Görev 1>
Kayıtların başından "reload-icon[interactable]: ↻ [56,36,74,52]" ifadesini içeren satıra kadar uzanan satırları, iki uç da dahil olmak üzere, hiç değiştirmeden yeniden yaz.
Görev 2>
Mesleki sorumluluk ve nitelikli emek üzerine olan metni kaldığı yerden sürdür.

Alıntı metin>
* * * *

Dolayısıyla sürekli mesleki gelişim olgusunu incelediğimizde bir yandan mesleğin tam ve mükemmel uygulanmasını savunmamız gerekir iken diğer yandan “nitelikli emek” in finans kapital karşısındaki statü ve haklarını da ülkesel planda elde edilmesi gereken “derogasyonları” da dengede tutacak politikalar, mesleki politikalar geliştirmemiz gerekli.
Aynı şekilde mesleki sorumlulukla ilgili konuyu ele aldığımızda söz konusu boyutu gözden kaçırmamamız gerek.
Neden? Çünkü büyük şirketler yatırım yaptıklarında yaptıkları yatırımı kontrol etmek istiyorlar, mali müşavirlik şirketlerine ve başka şirketlere, mühendislik, müşavirlik şirketlerine kontrol ettiriyorlar ve orada tabii kontrolün ilk adımı mesleki sorumluluk oluyor.
Bu mesleki sorumluluk meselesi de bir anlamda, bu anlamda baktığınızda nitelikli emeğin bir miktar mağduriyetine yol açan unsurlar taşıyor. Bu ille de böyle olacak demiyorum. Gerçekten mesleği gözeten sağlam kuruluşlar varsa bir memlekette bu sıkıntıların önü alınabilir. Ancak meslek kuruluşlarının bu konuda bilinçli olmaları, politika geliştirmeleri ve gerekli yapısal dönüşümleri başarmaları kaydı ile.

* * * *

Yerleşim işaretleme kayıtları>
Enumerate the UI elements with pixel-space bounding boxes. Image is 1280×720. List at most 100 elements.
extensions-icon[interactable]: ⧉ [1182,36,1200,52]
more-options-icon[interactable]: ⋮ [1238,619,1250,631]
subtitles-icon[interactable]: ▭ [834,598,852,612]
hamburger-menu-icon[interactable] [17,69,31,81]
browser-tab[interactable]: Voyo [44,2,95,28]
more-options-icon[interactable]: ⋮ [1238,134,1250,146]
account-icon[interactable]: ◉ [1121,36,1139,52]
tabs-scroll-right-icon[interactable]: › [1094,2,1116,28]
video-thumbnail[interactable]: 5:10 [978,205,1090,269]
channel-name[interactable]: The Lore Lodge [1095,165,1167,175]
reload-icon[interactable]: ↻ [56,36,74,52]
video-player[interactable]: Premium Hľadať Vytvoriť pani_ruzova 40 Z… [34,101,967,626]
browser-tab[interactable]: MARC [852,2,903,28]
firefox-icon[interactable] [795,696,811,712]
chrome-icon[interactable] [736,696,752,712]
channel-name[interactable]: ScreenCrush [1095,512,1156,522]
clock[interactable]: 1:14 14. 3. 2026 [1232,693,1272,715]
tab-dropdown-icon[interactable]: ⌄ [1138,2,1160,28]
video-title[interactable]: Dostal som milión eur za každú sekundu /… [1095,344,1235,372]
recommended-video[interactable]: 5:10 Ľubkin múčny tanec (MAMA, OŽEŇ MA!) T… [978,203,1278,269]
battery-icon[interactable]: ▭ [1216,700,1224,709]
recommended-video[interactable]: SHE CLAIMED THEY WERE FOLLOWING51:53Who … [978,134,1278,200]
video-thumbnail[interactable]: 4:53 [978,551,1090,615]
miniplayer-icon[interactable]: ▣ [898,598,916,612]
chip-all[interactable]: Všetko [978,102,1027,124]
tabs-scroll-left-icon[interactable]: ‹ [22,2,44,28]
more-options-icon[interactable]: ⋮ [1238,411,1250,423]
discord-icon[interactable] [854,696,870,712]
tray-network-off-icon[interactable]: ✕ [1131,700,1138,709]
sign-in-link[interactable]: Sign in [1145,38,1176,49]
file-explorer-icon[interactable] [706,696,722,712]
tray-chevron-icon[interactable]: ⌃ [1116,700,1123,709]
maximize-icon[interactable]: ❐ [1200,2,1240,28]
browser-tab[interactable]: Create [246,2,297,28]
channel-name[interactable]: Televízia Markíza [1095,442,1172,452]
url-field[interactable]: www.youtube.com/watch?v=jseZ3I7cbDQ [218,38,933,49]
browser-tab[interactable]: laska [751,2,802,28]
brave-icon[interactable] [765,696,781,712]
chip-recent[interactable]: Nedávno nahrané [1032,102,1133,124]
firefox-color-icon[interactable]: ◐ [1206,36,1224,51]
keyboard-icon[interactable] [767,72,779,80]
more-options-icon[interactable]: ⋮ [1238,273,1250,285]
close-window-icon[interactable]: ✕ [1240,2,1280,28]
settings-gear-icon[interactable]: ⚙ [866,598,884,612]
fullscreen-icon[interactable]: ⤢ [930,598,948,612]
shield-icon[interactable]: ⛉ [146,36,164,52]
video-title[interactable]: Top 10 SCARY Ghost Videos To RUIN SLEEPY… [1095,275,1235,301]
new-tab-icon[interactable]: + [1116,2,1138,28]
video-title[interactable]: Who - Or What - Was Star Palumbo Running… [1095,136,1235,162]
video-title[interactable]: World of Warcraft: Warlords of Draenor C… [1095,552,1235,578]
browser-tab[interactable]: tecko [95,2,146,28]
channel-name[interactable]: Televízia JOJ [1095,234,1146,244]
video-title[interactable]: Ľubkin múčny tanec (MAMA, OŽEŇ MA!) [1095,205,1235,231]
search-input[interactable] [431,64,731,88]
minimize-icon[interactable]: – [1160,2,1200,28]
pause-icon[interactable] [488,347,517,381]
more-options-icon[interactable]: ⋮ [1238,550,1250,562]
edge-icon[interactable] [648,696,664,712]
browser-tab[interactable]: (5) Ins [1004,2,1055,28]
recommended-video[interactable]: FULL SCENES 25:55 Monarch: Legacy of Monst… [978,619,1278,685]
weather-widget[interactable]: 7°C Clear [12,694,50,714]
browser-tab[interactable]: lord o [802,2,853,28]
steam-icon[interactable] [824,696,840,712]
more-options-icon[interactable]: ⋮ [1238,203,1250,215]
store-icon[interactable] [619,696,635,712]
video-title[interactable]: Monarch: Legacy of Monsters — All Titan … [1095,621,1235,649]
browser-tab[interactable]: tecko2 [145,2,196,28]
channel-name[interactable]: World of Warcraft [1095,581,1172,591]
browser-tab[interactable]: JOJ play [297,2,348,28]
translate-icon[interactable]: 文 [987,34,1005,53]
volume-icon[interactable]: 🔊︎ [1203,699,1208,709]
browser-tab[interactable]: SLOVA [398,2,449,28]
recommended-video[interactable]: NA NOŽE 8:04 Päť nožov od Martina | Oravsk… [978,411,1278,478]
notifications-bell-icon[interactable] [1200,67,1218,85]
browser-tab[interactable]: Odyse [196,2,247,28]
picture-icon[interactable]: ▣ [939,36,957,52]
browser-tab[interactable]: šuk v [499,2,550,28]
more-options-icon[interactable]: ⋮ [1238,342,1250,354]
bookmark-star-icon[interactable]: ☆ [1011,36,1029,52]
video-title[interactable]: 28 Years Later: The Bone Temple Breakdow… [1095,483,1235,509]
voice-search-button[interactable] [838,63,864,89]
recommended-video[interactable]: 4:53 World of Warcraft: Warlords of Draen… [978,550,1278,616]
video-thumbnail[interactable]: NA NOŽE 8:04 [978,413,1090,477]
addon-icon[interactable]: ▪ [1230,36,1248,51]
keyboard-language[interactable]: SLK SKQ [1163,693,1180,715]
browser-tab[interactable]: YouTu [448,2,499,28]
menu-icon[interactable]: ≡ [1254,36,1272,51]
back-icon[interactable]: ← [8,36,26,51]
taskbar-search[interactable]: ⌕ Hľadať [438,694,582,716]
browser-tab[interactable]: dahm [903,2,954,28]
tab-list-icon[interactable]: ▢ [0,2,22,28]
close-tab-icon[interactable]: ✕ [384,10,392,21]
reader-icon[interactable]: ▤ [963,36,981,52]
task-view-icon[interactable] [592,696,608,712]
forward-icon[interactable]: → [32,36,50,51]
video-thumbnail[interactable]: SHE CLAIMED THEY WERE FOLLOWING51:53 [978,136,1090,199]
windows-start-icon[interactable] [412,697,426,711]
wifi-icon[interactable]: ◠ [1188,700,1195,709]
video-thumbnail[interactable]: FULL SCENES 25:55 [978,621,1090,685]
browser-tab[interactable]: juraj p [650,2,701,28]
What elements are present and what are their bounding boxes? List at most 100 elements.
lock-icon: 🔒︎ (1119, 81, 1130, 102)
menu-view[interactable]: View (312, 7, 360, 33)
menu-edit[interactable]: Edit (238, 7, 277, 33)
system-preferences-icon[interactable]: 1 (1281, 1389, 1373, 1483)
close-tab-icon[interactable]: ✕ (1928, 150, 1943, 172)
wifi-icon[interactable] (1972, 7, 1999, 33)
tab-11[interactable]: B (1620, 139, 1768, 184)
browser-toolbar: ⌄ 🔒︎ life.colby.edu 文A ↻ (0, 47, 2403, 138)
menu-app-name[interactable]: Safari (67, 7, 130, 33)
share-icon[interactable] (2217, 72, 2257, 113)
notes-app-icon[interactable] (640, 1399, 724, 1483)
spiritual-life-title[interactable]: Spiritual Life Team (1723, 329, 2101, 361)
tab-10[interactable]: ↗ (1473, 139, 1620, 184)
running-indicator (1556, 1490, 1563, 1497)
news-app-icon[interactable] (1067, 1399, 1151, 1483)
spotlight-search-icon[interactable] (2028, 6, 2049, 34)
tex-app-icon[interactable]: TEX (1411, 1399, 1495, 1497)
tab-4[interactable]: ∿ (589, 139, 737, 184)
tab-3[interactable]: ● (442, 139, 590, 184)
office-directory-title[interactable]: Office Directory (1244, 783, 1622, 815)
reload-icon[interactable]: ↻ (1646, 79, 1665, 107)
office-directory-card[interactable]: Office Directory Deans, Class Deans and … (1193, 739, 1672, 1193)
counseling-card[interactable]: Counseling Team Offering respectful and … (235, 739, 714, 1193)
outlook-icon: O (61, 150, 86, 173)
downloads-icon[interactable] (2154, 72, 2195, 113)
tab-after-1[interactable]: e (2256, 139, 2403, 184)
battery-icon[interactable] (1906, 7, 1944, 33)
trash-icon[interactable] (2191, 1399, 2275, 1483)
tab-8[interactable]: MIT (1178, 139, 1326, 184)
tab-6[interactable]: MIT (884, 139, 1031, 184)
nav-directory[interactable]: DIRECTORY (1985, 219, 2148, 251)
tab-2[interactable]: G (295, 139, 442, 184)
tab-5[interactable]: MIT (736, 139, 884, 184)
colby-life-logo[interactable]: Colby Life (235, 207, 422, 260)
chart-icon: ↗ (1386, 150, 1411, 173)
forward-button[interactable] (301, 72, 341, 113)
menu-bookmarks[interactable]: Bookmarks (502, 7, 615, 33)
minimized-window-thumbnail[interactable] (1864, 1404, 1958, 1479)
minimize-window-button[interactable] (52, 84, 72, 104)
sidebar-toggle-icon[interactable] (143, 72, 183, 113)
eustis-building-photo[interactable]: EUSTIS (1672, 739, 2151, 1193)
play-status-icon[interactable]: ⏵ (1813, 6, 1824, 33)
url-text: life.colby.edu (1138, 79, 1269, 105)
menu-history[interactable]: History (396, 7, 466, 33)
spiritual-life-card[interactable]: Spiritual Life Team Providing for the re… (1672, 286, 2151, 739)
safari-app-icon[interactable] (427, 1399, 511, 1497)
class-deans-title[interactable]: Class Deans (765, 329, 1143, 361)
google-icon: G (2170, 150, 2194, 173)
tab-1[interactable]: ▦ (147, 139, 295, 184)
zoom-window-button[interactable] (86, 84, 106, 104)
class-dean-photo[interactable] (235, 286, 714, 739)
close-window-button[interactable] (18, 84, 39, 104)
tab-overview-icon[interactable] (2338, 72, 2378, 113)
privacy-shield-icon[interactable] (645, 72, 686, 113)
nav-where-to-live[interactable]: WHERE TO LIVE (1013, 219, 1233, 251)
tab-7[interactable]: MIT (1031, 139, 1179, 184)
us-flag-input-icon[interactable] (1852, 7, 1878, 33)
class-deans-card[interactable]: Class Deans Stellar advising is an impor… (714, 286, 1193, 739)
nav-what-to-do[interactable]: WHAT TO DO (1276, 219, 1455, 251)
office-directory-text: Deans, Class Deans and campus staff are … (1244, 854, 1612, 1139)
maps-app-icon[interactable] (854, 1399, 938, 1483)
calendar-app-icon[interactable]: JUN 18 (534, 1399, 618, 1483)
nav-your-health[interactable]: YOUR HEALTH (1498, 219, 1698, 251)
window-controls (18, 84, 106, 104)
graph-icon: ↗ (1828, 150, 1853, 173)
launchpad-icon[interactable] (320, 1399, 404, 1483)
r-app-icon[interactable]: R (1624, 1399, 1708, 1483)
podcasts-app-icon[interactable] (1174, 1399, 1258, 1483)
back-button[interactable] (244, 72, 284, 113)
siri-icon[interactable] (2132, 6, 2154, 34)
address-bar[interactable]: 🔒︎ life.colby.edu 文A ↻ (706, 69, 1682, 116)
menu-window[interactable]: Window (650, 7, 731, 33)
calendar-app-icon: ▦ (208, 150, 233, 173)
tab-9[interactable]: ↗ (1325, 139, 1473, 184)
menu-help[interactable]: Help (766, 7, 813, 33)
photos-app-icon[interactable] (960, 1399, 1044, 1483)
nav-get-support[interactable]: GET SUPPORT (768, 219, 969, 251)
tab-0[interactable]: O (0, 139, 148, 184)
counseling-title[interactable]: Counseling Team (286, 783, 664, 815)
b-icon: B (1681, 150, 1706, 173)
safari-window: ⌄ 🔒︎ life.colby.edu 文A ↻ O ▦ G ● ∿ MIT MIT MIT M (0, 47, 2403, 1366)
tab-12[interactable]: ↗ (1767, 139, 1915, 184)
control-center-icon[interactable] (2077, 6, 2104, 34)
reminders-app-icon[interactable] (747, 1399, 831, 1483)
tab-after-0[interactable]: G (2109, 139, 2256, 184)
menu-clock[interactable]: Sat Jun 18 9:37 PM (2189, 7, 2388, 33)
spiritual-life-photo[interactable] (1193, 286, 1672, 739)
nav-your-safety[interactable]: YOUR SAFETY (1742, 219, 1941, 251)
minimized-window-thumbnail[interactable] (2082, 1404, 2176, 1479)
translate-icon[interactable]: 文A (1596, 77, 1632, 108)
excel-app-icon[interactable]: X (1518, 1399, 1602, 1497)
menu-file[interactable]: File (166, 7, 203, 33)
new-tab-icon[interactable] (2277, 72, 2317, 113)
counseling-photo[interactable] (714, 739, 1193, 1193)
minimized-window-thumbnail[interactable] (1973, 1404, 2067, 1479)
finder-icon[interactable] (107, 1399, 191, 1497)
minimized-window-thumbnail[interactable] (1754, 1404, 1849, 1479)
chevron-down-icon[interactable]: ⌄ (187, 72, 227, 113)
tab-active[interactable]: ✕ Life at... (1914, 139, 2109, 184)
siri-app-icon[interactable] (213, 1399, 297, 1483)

* * * *

Yazılı yanıt 1>
Enumerate the UI elements with pixel-space bounding boxes. Image is 1280×720. List at most 100 elements.
extensions-icon[interactable]: ⧉ [1182,36,1200,52]
more-options-icon[interactable]: ⋮ [1238,619,1250,631]
subtitles-icon[interactable]: ▭ [834,598,852,612]
hamburger-menu-icon[interactable] [17,69,31,81]
browser-tab[interactable]: Voyo [44,2,95,28]
more-options-icon[interactable]: ⋮ [1238,134,1250,146]
account-icon[interactable]: ◉ [1121,36,1139,52]
tabs-scroll-right-icon[interactable]: › [1094,2,1116,28]
video-thumbnail[interactable]: 5:10 [978,205,1090,269]
channel-name[interactable]: The Lore Lodge [1095,165,1167,175]
reload-icon[interactable]: ↻ [56,36,74,52]

Yazılı yanıt 2>
Nitelikli Emeğin Küme Düşmesi

Dolayısıyla mesleki sorumluluk sigortası meselesi buydu. Bir başka mesele daha var; nitelikli emeğin küme düşmesi diyorum buna. Niye küme düşüyor? Çünkü bu mali krizde bütün reel sektör darbe yedi. Birtakım finans aktörleri bazı oyunlar oynadı ve sermaye bir yerlerden bir yerlere birikmeye başladı. Az gelişmiş ülkeler vuruldu, başka reel sektörler vuruldu. Bu arada biz gördük ki Basel kriterlerine rağmen, ki Basel kriterleri dünyadaki bankacılık kriterleri ve dünyada finans sektörünün dikkat etmesi gereken kriterler. Bunlara hiç riayet edilmedi. Finans aktörleri dilediği gibi oyunlar oynadılar ve dünya literatüründe şu andaki anlatımıyla altın paraşütler içersinde masun cennetlere hiçbir şey olmamışçasına indirildiler. Onları kurtarmak için 800 milyarlık, birkaç trilyonluk, 10 trilyonluk , ABD dolarından söz ediyoruz, paketler sırasıyla gündeme kondu.
Orada da demek ki bir mağduriyeti var nitelikli emek olarak mimarlığın. Çünkü söz konusu olan nitelikli emek ise 2008 krizinin tetikleyicilerinden “finans sihirbazı” birinci sınıf vatandaş muamelesi gördü. Zira yaptıkları mesleki hatalar dolayısı ile sorumlu tutulmadılar, mimar ya da inşaat projesi yöneticisi ise ikinci sınıf vatandaş konumuna geçti. Çünkü “tam ve mükemmel hizmet” mesleki sorumluluk sigortası “nitelikli emek” için söz konusu olmayı sürdürdü.
Bu “mağduriyet” konumu ile nasıl mücadele edilecek? Bu alanda mücadele etmek için bir kere işin resminin bütününü görmek lazım.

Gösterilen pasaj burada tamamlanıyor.